→ Exercise directions: Below is a listing. Gather each line of it that contains "БУРЯАД".
======
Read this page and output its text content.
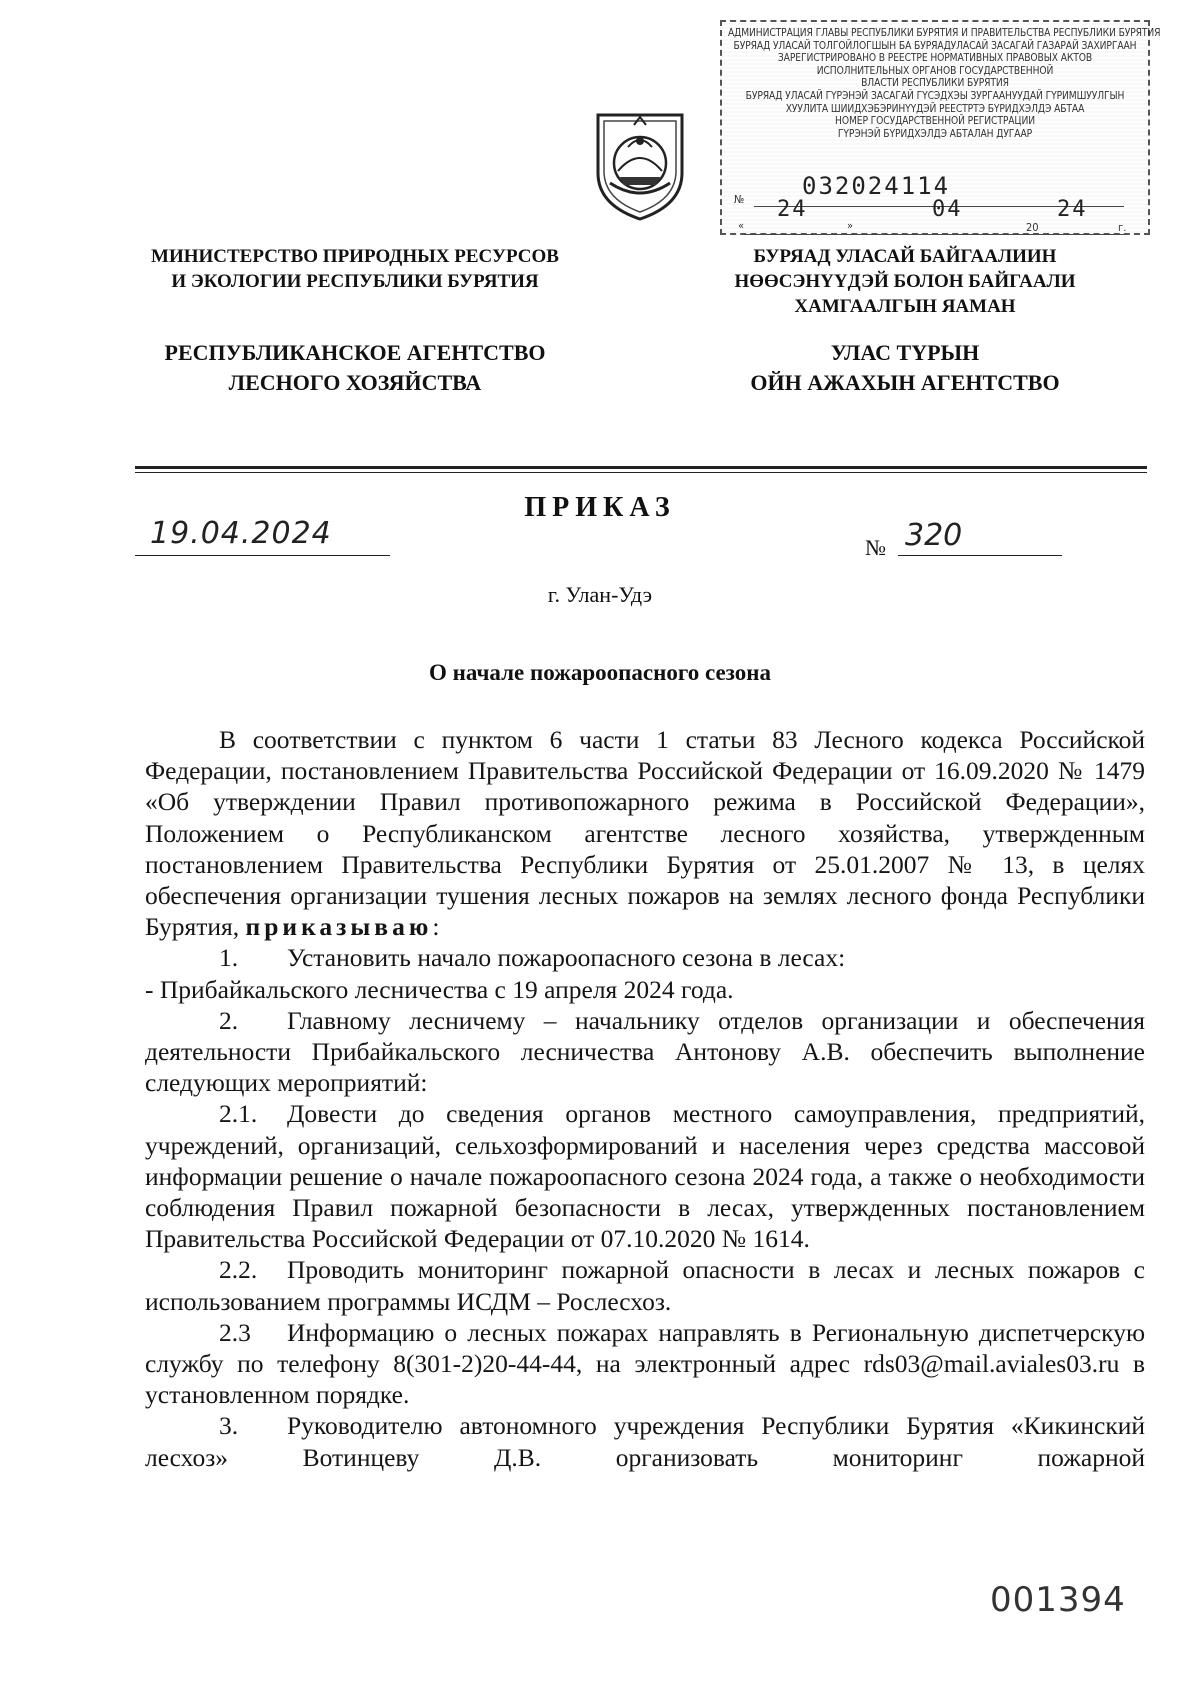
АДМИНИСТРАЦИЯ ГЛАВЫ РЕСПУБЛИКИ БУРЯТИЯ И ПРАВИТЕЛЬСТВА РЕСПУБЛИКИ БУРЯТИЯ
БУРЯАД УЛАСАЙ ТОЛГОЙЛОГШЫН БА БУРЯАДУЛАСАЙ ЗАСАГАЙ ГАЗАРАЙ ЗАХИРГААН
ЗАРЕГИСТРИРОВАНО В РЕЕСТРЕ НОРМАТИВНЫХ ПРАВОВЫХ АКТОВ
ИСПОЛНИТЕЛЬНЫХ ОРГАНОВ ГОСУДАРСТВЕННОЙ
ВЛАСТИ РЕСПУБЛИКИ БУРЯТИЯ
БУРЯАД УЛАСАЙ ГҮРЭНЭЙ ЗАСАГАЙ ГҮСЭДХЭЫ ЗУРГААНУУДАЙ ГҮРИМШУУЛГЫН
ХУУЛИТА ШИИДХЭБЭРИНҮҮДЭЙ РЕЕСТРТЭ БҮРИДХЭЛДЭ АБТАА
НОМЕР ГОСУДАРСТВЕННОЙ РЕГИСТРАЦИИ
ГҮРЭНЭЙ БҮРИДХЭЛДЭ АБТАЛАН ДУГААР
№ 032024114
«
24
»
04
20
24
г.
МИНИСТЕРСТВО ПРИРОДНЫХ РЕСУРСОВ
И ЭКОЛОГИИ РЕСПУБЛИКИ БУРЯТИЯ
РЕСПУБЛИКАНСКОЕ АГЕНТСТВО
ЛЕСНОГО ХОЗЯЙСТВА
БУРЯАД УЛАСАЙ БАЙГААЛИИН
НӨӨСЭНҮҮДЭЙ БОЛОН БАЙГААЛИ
ХАМГААЛГЫН ЯАМАН
УЛАС ТҮРЫН
ОЙН АЖАХЫН АГЕНТСТВО
ПРИКАЗ
19.04.2024	№ 320
г. Улан-Удэ
О начале пожароопасного сезона

В соответствии с пунктом 6 части 1 статьи 83 Лесного кодекса Российской Федерации, постановлением Правительства Российской Федерации от 16.09.2020 № 1479 «Об утверждении Правил противопожарного режима в Российской Федерации», Положением о Республиканском агентстве лесного хозяйства, утвержденным постановлением Правительства Республики Бурятия от 25.01.2007 № 13, в целях обеспечения организации тушения лесных пожаров на землях лесного фонда Республики Бурятия, приказываю:

1. Установить начало пожароопасного сезона в лесах:

- Прибайкальского лесничества с 19 апреля 2024 года.

2. Главному лесничему – начальнику отделов организации и обеспечения деятельности Прибайкальского лесничества Антонову А.В. обеспечить выполнение следующих мероприятий:

2.1. Довести до сведения органов местного самоуправления, предприятий, учреждений, организаций, сельхозформирований и населения через средства массовой информации решение о начале пожароопасного сезона 2024 года, а также о необходимости соблюдения Правил пожарной безопасности в лесах, утвержденных постановлением Правительства Российской Федерации от 07.10.2020 № 1614.

2.2. Проводить мониторинг пожарной опасности в лесах и лесных пожаров с использованием программы ИСДМ – Рослесхоз.

2.3 Информацию о лесных пожарах направлять в Региональную диспетчерскую службу по телефону 8(301-2)20-44-44, на электронный адрес rds03@mail.aviales03.ru в установленном порядке.

3. Руководителю автономного учреждения Республики Бурятия «Кикинский лесхоз» Вотинцеву Д.В. организовать мониторинг пожарной

001394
======
→ Result for this exercise:
БУРЯАД УЛАСАЙ ТОЛГОЙЛОГШЫН БА БУРЯАДУЛАСАЙ ЗАСАГАЙ ГАЗАРАЙ ЗАХИРГААН
БУРЯАД УЛАСАЙ ГҮРЭНЭЙ ЗАСАГАЙ ГҮСЭДХЭЫ ЗУРГААНУУДАЙ ГҮРИМШУУЛГЫН
БУРЯАД УЛАСАЙ БАЙГААЛИИН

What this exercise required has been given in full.